TASK TO COMPLETE ::
Track down every line below that holds "области" and copy it.

=====

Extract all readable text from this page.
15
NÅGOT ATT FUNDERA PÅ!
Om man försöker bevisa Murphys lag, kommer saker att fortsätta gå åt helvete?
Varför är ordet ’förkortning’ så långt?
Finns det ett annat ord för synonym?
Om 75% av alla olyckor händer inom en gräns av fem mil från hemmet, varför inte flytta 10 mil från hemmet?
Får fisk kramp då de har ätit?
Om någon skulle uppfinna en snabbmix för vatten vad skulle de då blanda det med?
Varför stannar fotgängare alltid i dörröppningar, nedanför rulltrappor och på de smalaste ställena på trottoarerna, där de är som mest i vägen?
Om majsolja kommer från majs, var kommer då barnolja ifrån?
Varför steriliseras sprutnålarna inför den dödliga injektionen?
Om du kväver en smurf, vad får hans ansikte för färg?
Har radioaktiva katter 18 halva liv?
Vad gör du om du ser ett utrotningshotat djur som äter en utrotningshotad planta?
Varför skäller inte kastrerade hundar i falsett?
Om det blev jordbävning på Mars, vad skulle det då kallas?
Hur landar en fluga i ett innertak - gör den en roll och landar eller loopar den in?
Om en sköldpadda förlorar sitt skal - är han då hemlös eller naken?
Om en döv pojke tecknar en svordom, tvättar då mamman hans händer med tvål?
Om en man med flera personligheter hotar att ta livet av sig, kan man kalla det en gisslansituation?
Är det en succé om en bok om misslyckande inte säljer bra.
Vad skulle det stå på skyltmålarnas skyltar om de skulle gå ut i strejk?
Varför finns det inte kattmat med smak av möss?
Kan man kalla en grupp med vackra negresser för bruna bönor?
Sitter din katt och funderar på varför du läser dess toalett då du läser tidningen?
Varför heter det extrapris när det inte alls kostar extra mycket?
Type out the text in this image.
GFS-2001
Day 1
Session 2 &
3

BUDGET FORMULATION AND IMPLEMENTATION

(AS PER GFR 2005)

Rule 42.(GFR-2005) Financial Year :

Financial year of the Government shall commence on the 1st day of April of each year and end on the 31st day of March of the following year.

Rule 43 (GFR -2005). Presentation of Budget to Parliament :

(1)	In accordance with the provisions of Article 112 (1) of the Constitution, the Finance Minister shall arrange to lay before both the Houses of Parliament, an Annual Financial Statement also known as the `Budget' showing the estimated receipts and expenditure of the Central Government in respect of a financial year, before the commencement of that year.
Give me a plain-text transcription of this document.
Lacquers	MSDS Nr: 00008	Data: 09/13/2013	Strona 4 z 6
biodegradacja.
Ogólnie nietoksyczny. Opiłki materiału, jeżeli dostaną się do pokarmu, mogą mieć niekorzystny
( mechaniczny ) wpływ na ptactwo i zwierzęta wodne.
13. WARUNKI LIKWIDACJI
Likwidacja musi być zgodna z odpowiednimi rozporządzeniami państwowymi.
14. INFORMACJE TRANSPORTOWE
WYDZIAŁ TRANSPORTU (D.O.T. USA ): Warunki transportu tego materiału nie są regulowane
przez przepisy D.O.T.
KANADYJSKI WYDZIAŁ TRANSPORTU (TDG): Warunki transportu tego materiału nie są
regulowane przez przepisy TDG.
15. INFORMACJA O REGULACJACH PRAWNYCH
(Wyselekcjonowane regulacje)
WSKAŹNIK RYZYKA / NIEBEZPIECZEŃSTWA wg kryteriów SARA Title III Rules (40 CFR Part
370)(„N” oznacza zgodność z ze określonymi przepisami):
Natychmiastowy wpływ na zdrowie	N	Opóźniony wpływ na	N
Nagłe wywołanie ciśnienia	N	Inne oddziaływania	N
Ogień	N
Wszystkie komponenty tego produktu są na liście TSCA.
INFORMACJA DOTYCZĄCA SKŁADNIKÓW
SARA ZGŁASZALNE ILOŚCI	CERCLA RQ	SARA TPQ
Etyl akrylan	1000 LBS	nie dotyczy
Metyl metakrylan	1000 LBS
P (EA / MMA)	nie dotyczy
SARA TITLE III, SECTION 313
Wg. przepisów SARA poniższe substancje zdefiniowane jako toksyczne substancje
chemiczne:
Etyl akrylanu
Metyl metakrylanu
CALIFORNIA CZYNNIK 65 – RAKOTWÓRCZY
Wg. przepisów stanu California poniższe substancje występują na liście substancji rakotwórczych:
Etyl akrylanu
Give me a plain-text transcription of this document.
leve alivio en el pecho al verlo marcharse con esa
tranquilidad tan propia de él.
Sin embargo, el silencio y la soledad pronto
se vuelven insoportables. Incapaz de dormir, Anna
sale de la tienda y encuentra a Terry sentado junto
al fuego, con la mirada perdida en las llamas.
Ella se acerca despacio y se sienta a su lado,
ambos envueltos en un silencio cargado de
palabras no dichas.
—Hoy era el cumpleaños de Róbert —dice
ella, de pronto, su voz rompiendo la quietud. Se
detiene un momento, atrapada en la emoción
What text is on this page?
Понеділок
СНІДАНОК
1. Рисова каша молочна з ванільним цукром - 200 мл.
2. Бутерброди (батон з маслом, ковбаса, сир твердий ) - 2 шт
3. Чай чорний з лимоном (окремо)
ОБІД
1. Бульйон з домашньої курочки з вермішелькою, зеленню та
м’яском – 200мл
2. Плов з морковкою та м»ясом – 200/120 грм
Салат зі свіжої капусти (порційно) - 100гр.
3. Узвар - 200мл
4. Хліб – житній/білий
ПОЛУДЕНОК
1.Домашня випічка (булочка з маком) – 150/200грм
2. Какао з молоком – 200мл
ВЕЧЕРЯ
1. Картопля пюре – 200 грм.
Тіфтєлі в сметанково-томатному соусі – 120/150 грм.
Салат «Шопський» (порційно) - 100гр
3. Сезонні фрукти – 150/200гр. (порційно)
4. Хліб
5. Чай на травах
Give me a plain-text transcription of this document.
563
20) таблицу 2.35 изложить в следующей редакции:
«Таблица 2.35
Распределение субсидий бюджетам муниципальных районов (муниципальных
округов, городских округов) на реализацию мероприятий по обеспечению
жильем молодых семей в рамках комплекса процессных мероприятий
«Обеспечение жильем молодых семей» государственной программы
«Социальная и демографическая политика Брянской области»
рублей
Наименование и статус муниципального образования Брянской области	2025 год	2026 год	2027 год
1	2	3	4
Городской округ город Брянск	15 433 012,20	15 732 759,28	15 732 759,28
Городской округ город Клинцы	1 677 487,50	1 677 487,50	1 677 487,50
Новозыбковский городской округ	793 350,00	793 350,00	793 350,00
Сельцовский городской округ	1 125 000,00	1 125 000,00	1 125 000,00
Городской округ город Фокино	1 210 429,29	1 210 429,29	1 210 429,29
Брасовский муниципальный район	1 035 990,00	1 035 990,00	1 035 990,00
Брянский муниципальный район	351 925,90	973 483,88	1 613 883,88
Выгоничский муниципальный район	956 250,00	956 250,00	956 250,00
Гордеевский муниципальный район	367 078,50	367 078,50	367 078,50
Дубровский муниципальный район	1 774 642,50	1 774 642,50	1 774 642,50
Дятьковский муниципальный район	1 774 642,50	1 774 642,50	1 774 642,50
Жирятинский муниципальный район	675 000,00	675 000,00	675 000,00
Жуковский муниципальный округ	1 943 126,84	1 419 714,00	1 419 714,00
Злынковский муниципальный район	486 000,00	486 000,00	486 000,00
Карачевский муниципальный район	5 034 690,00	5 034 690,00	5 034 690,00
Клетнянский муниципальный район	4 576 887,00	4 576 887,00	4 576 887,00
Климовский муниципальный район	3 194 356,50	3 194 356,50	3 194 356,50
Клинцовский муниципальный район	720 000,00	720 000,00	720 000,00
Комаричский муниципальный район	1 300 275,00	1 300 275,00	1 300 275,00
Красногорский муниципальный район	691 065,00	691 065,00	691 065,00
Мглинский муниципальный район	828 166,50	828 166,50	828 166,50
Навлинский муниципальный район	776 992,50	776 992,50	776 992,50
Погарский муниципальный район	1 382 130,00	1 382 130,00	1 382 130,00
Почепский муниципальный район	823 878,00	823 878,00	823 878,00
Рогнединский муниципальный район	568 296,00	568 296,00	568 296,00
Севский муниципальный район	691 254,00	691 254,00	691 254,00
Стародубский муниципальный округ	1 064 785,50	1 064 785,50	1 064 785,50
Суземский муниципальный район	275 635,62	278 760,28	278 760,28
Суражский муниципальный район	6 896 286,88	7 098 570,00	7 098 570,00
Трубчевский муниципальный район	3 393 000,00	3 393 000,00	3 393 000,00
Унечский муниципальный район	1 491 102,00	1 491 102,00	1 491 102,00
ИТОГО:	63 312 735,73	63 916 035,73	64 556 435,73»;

=====

FINAL RESULT ::
«Социальная и демографическая политика Брянской области»
Наименование и статус муниципального образования Брянской области	2025 год	2026 год	2027 год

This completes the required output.